▶ PROBLEM DETAILS
Among the entries, which lines carry the string "navy"? Copy each of them.

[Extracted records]

★ ★ ★ ★ ★

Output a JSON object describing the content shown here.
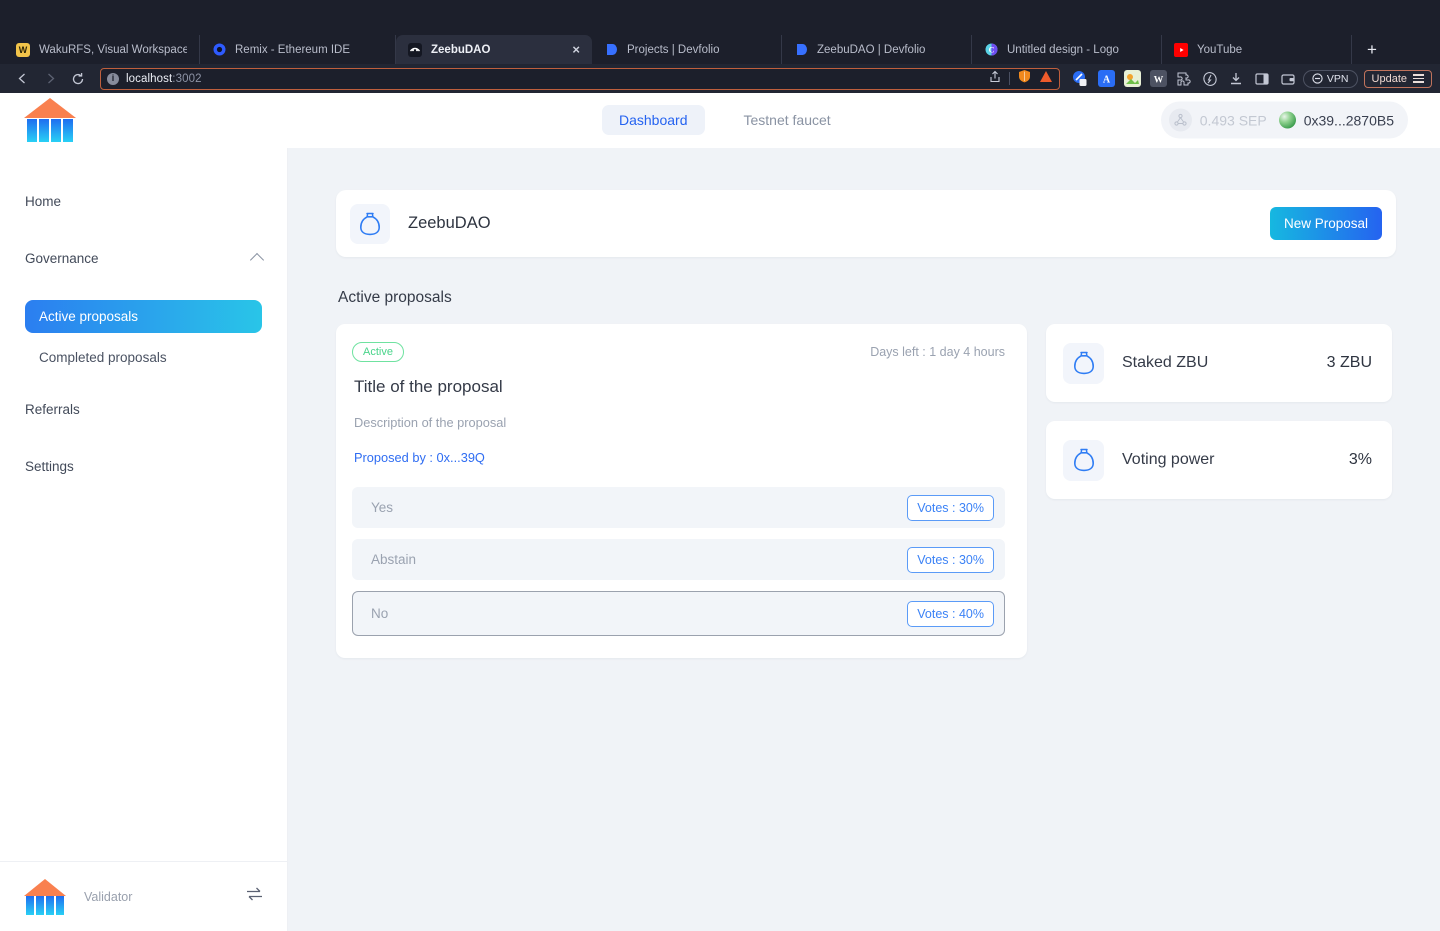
{
  "browser": {
    "tabs": [
      {
        "title": "WakuRFS, Visual Workspace for Inn",
        "favicon": "wakurfs-icon",
        "active": false
      },
      {
        "title": "Remix - Ethereum IDE",
        "favicon": "remix-icon",
        "active": false
      },
      {
        "title": "ZeebuDAO",
        "favicon": "zeebudao-icon",
        "active": true,
        "close": "×"
      },
      {
        "title": "Projects | Devfolio",
        "favicon": "devfolio-icon",
        "active": false
      },
      {
        "title": "ZeebuDAO | Devfolio",
        "favicon": "devfolio-icon",
        "active": false
      },
      {
        "title": "Untitled design - Logo",
        "favicon": "canva-icon",
        "active": false
      },
      {
        "title": "YouTube",
        "favicon": "youtube-icon",
        "active": false
      }
    ],
    "new_tab_label": "+",
    "url_host": "localhost",
    "url_port": ":3002",
    "vpn_label": "VPN",
    "update_label": "Update",
    "extensions": [
      "pin-icon",
      "grammarly-icon",
      "image-tool-icon",
      "wikipedia-icon",
      "puzzle-icon",
      "brave-shields-icon",
      "download-icon",
      "sidebar-icon",
      "wallet-icon"
    ]
  },
  "header": {
    "logo_name": "zeebu-logo",
    "tabs": [
      {
        "label": "Dashboard",
        "active": true
      },
      {
        "label": "Testnet faucet",
        "active": false
      }
    ],
    "wallet": {
      "balance": "0.493 SEP",
      "address": "0x39...2870B5"
    }
  },
  "sidebar": {
    "items": [
      {
        "label": "Home",
        "type": "link"
      },
      {
        "label": "Governance",
        "type": "group",
        "expanded": true
      },
      {
        "label": "Active proposals",
        "type": "sub",
        "selected": true
      },
      {
        "label": "Completed proposals",
        "type": "sub",
        "selected": false
      },
      {
        "label": "Referrals",
        "type": "link"
      },
      {
        "label": "Settings",
        "type": "link"
      }
    ],
    "footer": {
      "label": "Validator",
      "swap_icon": "swap-arrows-icon"
    }
  },
  "main": {
    "dao": {
      "name": "ZeebuDAO",
      "icon": "money-bag-icon",
      "new_proposal_label": "New Proposal"
    },
    "section_title": "Active proposals",
    "proposal": {
      "status": "Active",
      "days_left": "Days left : 1 day 4 hours",
      "title": "Title of the proposal",
      "description": "Description of the proposal",
      "proposed_by": "Proposed by : 0x...39Q",
      "options": [
        {
          "name": "Yes",
          "votes": "Votes : 30%",
          "focused": false
        },
        {
          "name": "Abstain",
          "votes": "Votes : 30%",
          "focused": false
        },
        {
          "name": "No",
          "votes": "Votes : 40%",
          "focused": true
        }
      ]
    },
    "stats": [
      {
        "icon": "money-bag-icon",
        "label": "Staked ZBU",
        "value": "3 ZBU"
      },
      {
        "icon": "money-bag-icon",
        "label": "Voting power",
        "value": "3%"
      }
    ]
  },
  "colors": {
    "accent_blue": "#2563f0",
    "accent_cyan": "#29c5e8",
    "status_green": "#49d48a",
    "page_bg": "#f0f3f7",
    "chrome_bg": "#1c1f2b",
    "url_border": "#bf5f3d"
  }
}
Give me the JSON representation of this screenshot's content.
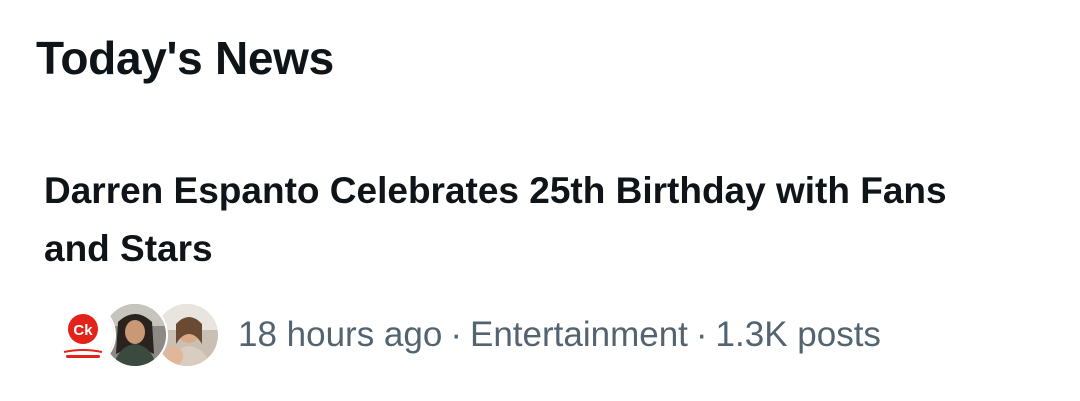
{
  "section": {
    "title": "Today's News"
  },
  "news_item": {
    "headline": "Darren Espanto Celebrates 25th Birthday with Fans and Stars",
    "time": "18 hours ago",
    "category": "Entertainment",
    "posts": "1.3K posts",
    "separator": "·",
    "avatars": [
      {
        "icon": "ck-logo-avatar",
        "logo_text": "Ck"
      },
      {
        "icon": "person-avatar"
      },
      {
        "icon": "person-avatar"
      }
    ]
  },
  "colors": {
    "text_primary": "#0f1419",
    "text_secondary": "#536471",
    "logo_red": "#e2231a"
  }
}
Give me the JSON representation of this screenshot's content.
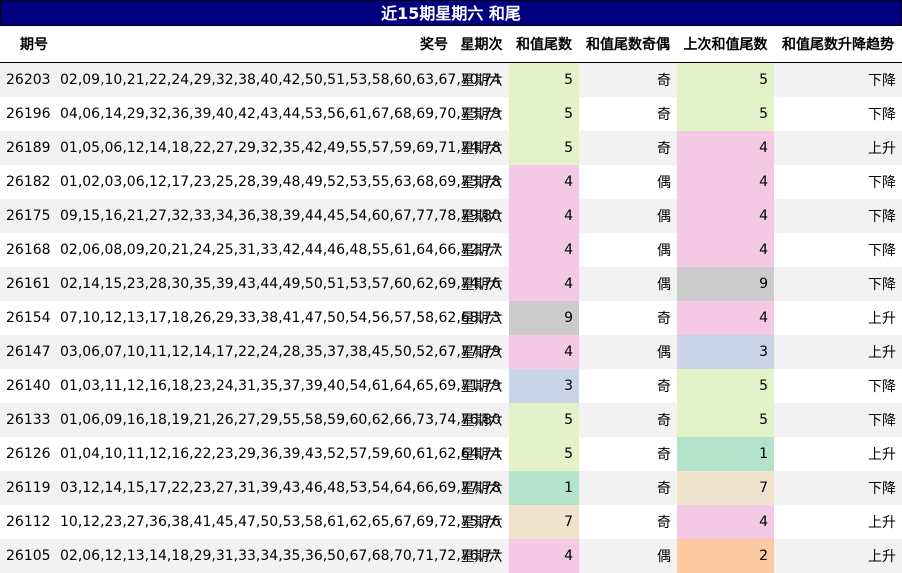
{
  "title": "近15期星期六 和尾",
  "headers": {
    "period": "期号",
    "numbers": "奖号",
    "weekday": "星期次",
    "tail": "和值尾数",
    "parity": "和值尾数奇偶",
    "prev_tail": "上次和值尾数",
    "trend": "和值尾数升降趋势"
  },
  "rows": [
    {
      "period": "26203",
      "numbers": "02,09,10,21,22,24,29,32,38,40,42,50,51,53,58,60,63,67,70,74",
      "weekday": "星期六",
      "tail": "5",
      "parity": "奇",
      "prev_tail": "5",
      "trend": "下降"
    },
    {
      "period": "26196",
      "numbers": "04,06,14,29,32,36,39,40,42,43,44,53,56,61,67,68,69,70,73,79",
      "weekday": "星期六",
      "tail": "5",
      "parity": "奇",
      "prev_tail": "5",
      "trend": "下降"
    },
    {
      "period": "26189",
      "numbers": "01,05,06,12,14,18,22,27,29,32,35,42,49,55,57,59,69,71,74,78",
      "weekday": "星期六",
      "tail": "5",
      "parity": "奇",
      "prev_tail": "4",
      "trend": "上升"
    },
    {
      "period": "26182",
      "numbers": "01,02,03,06,12,17,23,25,28,39,48,49,52,53,55,63,68,69,73,78",
      "weekday": "星期六",
      "tail": "4",
      "parity": "偶",
      "prev_tail": "4",
      "trend": "下降"
    },
    {
      "period": "26175",
      "numbers": "09,15,16,21,27,32,33,34,36,38,39,44,45,54,60,67,77,78,79,80",
      "weekday": "星期六",
      "tail": "4",
      "parity": "偶",
      "prev_tail": "4",
      "trend": "下降"
    },
    {
      "period": "26168",
      "numbers": "02,06,08,09,20,21,24,25,31,33,42,44,46,48,55,61,64,66,72,77",
      "weekday": "星期六",
      "tail": "4",
      "parity": "偶",
      "prev_tail": "4",
      "trend": "下降"
    },
    {
      "period": "26161",
      "numbers": "02,14,15,23,28,30,35,39,43,44,49,50,51,53,57,60,62,69,74,76",
      "weekday": "星期六",
      "tail": "4",
      "parity": "偶",
      "prev_tail": "9",
      "trend": "下降"
    },
    {
      "period": "26154",
      "numbers": "07,10,12,13,17,18,26,29,33,38,41,47,50,54,56,57,58,62,68,73",
      "weekday": "星期六",
      "tail": "9",
      "parity": "奇",
      "prev_tail": "4",
      "trend": "上升"
    },
    {
      "period": "26147",
      "numbers": "03,06,07,10,11,12,14,17,22,24,28,35,37,38,45,50,52,67,77,79",
      "weekday": "星期六",
      "tail": "4",
      "parity": "偶",
      "prev_tail": "3",
      "trend": "上升"
    },
    {
      "period": "26140",
      "numbers": "01,03,11,12,16,18,23,24,31,35,37,39,40,54,61,64,65,69,71,79",
      "weekday": "星期六",
      "tail": "3",
      "parity": "奇",
      "prev_tail": "5",
      "trend": "下降"
    },
    {
      "period": "26133",
      "numbers": "01,06,09,16,18,19,21,26,27,29,55,58,59,60,62,66,73,74,76,80",
      "weekday": "星期六",
      "tail": "5",
      "parity": "奇",
      "prev_tail": "5",
      "trend": "下降"
    },
    {
      "period": "26126",
      "numbers": "01,04,10,11,12,16,22,23,29,36,39,43,52,57,59,60,61,62,64,74",
      "weekday": "星期六",
      "tail": "5",
      "parity": "奇",
      "prev_tail": "1",
      "trend": "上升"
    },
    {
      "period": "26119",
      "numbers": "03,12,14,15,17,22,23,27,31,39,43,46,48,53,54,64,66,69,77,78",
      "weekday": "星期六",
      "tail": "1",
      "parity": "奇",
      "prev_tail": "7",
      "trend": "下降"
    },
    {
      "period": "26112",
      "numbers": "10,12,23,27,36,38,41,45,47,50,53,58,61,62,65,67,69,72,75,76",
      "weekday": "星期六",
      "tail": "7",
      "parity": "奇",
      "prev_tail": "4",
      "trend": "上升"
    },
    {
      "period": "26105",
      "numbers": "02,06,12,13,14,18,29,31,33,34,35,36,50,67,68,70,71,72,76,77",
      "weekday": "星期六",
      "tail": "4",
      "parity": "偶",
      "prev_tail": "2",
      "trend": "上升"
    }
  ]
}
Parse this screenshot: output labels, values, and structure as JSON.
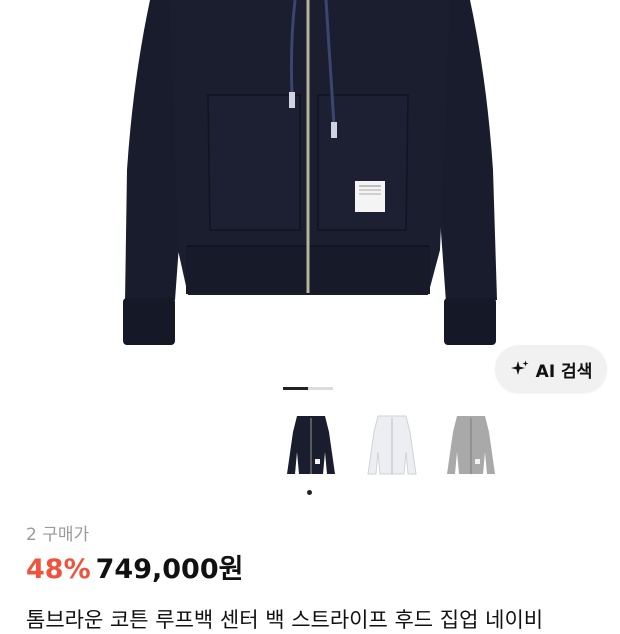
{
  "product": {
    "image_alt": "navy zip-up hoodie",
    "purchase_count": "2 구매가",
    "discount": "48%",
    "price": "749,000원",
    "title": "톰브라운 코튼 루프백 센터 백 스트라이프 후드 집업 네이비"
  },
  "ai_search": {
    "label": "AI 검색",
    "icon": "sparkle-icon"
  },
  "pager": {
    "count": 2,
    "active": 0
  },
  "thumbnails": [
    {
      "name": "navy",
      "color": "#191d2e",
      "selected": true
    },
    {
      "name": "white",
      "color": "#eceef2",
      "selected": false
    },
    {
      "name": "gray",
      "color": "#a9a9aa",
      "selected": false
    }
  ],
  "colors": {
    "accent": "#f0533d",
    "text": "#111111",
    "muted": "#9a9a9a"
  }
}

★ ★ ★ ★ ★

▶ EXPECTED ANSWER
    "image_alt": "navy zip-up hoodie",
      "name": "navy",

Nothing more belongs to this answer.